## GOAL OF THE EXERCISE
Go through the listing below and list every line with "otro".

## INFORMATION PROVIDED

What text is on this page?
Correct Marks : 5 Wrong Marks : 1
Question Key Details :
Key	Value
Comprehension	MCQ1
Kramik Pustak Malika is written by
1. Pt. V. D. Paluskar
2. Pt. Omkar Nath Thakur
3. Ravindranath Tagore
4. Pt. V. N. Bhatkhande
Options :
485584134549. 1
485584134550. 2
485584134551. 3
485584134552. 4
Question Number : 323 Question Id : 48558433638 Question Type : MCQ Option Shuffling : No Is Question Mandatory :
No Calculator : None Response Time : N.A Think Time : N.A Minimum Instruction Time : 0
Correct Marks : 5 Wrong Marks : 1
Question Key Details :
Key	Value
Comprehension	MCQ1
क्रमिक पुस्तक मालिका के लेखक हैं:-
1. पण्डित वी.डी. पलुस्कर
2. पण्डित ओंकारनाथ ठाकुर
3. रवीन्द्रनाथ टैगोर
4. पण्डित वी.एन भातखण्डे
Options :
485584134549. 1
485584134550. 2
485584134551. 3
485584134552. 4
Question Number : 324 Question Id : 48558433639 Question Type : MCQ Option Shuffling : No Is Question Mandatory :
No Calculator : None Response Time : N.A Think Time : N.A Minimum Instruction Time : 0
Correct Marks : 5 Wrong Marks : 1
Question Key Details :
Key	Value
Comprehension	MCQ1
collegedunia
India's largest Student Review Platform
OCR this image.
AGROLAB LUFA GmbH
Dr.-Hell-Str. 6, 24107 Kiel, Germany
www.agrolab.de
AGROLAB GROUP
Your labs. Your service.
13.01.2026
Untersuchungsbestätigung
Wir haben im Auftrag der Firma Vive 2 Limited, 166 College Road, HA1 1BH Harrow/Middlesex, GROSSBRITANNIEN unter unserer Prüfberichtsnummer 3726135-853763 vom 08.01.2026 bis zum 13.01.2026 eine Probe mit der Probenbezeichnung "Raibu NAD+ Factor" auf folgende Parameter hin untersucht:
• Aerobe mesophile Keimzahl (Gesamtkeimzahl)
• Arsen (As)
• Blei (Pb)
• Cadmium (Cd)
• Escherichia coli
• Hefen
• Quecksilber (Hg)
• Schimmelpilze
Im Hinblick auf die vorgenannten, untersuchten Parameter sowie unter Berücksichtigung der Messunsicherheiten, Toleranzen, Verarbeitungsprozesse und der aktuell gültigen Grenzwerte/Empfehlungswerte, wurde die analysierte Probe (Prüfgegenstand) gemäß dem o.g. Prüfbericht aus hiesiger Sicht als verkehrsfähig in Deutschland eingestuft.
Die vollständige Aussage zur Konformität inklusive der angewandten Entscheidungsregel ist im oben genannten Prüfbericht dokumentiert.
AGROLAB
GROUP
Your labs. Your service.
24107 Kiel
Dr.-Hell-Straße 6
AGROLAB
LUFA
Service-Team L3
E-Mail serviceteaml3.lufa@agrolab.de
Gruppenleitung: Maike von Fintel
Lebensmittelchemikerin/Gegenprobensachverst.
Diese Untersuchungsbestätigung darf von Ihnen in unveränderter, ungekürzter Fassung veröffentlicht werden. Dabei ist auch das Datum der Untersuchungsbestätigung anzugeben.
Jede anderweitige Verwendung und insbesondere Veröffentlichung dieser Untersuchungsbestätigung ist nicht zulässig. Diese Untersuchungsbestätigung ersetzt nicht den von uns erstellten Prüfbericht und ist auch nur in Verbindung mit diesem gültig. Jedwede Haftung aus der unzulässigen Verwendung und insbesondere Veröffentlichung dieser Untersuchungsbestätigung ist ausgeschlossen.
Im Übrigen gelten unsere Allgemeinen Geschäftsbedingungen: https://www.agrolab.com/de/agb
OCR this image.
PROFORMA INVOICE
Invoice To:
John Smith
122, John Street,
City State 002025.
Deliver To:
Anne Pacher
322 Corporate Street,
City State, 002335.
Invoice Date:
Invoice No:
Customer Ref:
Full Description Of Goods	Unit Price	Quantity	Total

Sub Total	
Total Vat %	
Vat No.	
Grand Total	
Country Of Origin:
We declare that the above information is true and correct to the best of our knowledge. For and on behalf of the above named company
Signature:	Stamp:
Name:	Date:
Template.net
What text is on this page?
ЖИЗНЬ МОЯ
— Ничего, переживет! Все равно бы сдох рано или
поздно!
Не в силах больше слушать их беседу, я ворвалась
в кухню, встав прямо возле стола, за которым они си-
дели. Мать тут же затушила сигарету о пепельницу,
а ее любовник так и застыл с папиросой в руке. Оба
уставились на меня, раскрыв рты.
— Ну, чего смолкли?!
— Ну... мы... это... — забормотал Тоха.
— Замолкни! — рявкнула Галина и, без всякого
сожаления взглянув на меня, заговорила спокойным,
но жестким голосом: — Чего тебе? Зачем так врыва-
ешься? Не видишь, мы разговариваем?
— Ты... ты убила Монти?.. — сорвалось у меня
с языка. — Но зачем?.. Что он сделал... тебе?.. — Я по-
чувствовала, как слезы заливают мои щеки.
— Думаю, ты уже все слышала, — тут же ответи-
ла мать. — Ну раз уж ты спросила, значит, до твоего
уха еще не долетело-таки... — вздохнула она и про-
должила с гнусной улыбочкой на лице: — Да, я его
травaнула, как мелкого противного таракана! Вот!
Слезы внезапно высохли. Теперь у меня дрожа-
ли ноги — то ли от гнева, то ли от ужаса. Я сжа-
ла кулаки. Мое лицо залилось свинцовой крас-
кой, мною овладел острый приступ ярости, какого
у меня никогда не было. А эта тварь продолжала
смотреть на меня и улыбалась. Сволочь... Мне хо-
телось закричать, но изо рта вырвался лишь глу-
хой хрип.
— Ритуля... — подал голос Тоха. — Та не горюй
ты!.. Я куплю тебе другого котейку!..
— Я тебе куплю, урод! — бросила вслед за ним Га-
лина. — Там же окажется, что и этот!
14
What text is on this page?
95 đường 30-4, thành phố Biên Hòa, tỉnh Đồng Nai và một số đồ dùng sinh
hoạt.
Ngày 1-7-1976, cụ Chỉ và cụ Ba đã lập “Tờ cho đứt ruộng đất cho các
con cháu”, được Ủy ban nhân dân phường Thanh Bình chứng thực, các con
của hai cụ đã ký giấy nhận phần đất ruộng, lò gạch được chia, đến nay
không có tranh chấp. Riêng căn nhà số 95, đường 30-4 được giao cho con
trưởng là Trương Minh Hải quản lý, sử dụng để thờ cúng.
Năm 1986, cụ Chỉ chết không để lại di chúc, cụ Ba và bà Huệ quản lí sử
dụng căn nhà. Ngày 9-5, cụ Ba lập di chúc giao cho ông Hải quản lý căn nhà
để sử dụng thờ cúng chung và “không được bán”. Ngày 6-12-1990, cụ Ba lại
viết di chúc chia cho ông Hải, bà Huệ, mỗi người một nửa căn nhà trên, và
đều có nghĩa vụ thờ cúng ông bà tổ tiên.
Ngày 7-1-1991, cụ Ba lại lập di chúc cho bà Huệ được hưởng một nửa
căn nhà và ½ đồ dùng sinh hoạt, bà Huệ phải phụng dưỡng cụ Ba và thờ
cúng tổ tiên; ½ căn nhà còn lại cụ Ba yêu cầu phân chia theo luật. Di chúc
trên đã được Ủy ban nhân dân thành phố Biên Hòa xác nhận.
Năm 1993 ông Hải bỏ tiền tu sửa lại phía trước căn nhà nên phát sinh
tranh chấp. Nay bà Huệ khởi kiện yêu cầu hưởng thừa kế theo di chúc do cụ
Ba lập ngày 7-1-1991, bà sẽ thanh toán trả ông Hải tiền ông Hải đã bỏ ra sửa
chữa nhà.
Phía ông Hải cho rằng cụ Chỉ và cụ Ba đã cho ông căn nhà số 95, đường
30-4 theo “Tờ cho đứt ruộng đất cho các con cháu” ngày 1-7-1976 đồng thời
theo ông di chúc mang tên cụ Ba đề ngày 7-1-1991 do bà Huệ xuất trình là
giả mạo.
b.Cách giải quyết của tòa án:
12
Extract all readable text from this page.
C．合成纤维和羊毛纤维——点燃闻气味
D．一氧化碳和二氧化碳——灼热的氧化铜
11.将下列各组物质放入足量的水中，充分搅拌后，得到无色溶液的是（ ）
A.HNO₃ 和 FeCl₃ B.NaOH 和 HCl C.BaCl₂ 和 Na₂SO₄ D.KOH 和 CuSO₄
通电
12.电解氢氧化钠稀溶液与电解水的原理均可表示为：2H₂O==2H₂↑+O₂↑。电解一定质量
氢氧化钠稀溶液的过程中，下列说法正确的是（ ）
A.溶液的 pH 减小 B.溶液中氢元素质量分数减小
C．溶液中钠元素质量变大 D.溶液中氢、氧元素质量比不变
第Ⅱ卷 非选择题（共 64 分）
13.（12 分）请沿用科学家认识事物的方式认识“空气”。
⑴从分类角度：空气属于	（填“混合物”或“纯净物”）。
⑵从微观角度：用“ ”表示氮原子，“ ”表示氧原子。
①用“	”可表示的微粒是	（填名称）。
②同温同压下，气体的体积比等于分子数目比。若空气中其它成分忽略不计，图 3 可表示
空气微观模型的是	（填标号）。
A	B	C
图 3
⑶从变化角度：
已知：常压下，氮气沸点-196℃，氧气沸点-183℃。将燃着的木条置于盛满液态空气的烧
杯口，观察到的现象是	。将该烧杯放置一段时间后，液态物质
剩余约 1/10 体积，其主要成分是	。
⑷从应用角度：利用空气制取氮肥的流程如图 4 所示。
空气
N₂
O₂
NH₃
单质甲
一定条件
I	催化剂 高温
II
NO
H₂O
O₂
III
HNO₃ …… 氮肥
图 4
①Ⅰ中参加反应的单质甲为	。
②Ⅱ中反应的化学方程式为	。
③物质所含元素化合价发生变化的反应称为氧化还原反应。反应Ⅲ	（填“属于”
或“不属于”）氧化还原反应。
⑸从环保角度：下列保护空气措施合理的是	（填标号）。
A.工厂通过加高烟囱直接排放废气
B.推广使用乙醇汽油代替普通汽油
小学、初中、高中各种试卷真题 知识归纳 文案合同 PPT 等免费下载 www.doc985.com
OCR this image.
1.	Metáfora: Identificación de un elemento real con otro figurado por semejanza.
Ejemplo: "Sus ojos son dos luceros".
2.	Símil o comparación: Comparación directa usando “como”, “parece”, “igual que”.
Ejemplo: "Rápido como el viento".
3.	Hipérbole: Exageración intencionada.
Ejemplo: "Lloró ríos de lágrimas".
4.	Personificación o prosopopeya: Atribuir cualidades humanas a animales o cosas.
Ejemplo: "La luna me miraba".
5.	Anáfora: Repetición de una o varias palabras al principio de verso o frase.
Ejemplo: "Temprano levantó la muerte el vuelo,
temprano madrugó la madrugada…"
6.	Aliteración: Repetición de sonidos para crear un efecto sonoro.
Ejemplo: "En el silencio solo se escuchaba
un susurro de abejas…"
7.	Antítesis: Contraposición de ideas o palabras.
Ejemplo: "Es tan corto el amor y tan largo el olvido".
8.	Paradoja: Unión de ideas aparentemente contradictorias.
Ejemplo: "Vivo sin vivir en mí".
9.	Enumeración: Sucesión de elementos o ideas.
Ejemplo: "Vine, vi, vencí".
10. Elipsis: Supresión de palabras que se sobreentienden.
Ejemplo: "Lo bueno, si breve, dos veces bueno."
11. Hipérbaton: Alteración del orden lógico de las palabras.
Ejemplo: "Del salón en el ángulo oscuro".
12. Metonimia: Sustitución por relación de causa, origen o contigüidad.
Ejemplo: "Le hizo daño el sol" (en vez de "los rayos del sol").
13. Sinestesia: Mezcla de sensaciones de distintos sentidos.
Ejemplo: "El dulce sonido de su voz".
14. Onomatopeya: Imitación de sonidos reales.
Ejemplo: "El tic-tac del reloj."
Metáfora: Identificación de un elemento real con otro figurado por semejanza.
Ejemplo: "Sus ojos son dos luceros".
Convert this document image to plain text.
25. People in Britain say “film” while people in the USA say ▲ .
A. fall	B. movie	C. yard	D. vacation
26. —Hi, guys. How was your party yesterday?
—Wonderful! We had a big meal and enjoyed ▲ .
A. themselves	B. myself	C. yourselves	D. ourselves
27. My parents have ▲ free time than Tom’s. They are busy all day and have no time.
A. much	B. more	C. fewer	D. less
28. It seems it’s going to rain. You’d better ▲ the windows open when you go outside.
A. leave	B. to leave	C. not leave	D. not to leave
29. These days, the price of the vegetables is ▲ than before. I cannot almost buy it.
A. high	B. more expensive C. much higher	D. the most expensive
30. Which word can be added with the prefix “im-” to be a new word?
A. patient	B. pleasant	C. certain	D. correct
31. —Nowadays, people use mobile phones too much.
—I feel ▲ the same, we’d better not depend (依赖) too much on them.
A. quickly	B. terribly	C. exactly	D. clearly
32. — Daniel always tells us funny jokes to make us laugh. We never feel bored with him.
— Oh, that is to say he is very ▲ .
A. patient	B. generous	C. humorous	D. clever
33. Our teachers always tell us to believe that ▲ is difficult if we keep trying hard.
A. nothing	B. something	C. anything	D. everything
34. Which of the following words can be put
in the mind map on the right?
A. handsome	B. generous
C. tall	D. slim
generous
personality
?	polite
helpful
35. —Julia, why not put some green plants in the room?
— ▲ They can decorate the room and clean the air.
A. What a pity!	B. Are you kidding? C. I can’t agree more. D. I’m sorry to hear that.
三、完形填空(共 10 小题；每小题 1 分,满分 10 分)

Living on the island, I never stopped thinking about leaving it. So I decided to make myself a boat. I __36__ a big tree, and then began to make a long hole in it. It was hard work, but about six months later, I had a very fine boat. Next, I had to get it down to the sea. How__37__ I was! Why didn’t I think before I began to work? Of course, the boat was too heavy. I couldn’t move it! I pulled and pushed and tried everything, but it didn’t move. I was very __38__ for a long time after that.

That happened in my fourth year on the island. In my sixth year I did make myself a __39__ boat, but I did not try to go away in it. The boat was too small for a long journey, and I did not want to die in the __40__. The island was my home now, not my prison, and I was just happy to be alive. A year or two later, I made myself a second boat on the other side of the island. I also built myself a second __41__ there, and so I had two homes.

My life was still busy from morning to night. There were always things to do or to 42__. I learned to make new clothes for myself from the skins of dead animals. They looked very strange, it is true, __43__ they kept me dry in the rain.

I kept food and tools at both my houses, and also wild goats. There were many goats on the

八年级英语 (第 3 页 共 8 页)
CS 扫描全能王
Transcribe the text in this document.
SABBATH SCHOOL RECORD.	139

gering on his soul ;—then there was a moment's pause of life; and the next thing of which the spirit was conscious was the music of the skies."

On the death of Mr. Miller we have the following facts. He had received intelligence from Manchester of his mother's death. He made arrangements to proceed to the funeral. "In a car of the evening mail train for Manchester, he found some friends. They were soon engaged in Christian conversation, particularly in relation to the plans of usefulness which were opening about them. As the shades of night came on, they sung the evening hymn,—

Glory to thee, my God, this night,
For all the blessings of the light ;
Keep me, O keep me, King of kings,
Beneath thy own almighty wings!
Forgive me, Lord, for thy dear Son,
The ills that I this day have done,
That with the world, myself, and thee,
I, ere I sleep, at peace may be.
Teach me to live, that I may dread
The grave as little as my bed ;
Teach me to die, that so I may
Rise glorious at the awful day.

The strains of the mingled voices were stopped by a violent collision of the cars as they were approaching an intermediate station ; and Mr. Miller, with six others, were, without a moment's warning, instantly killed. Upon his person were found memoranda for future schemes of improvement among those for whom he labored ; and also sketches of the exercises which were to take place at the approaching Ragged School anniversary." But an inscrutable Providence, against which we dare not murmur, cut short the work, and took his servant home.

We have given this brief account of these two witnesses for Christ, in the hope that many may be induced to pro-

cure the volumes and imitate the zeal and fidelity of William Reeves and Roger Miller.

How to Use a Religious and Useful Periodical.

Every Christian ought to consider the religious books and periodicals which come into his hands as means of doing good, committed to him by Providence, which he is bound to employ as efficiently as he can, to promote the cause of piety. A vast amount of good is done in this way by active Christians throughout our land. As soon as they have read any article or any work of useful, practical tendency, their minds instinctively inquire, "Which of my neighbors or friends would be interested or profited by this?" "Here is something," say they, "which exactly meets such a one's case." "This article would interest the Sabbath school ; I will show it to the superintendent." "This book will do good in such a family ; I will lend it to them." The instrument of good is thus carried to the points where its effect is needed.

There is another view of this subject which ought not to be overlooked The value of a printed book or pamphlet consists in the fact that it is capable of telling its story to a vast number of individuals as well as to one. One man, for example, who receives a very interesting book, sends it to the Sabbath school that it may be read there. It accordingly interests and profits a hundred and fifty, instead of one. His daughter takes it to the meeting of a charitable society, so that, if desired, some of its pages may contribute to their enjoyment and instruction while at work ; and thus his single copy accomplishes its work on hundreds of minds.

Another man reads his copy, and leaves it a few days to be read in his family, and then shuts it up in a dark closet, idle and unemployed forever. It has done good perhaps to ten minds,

## RESULT FOR THIS EXERCISE
1.	Metáfora: Identificación de un elemento real con otro figurado por semejanza.
Metáfora: Identificación de un elemento real con otro figurado por semejanza.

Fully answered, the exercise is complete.